— START —
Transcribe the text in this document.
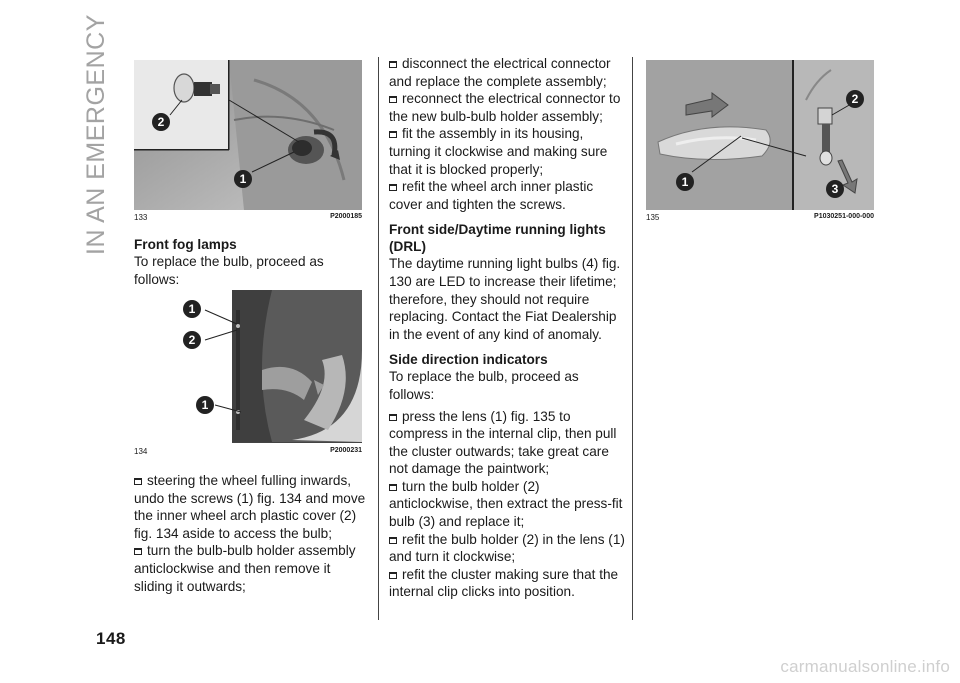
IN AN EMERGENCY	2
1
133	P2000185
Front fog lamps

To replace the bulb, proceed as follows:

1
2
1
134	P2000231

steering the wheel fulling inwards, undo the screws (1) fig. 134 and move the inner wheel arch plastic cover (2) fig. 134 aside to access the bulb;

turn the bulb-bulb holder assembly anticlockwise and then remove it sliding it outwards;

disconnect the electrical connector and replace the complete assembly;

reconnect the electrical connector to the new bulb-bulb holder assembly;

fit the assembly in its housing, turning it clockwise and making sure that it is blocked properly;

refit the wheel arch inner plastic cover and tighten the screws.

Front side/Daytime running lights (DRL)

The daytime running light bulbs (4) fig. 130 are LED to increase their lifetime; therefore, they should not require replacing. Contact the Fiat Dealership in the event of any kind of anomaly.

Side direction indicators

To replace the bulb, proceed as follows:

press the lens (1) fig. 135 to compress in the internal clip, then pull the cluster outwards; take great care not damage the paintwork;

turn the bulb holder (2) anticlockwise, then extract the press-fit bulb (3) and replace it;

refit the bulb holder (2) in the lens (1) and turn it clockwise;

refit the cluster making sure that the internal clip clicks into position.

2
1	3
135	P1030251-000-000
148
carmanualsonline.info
— END —
PROBLEM DETAILS: Only lines with "cluster" are wanted here; list each of them.

RESPONSE TO THIS TASK:
press the lens (1) fig. 135 to compress in the internal clip, then pull the cluster outwards; take great care not damage the paintwork;
refit the cluster making sure that the internal clip clicks into position.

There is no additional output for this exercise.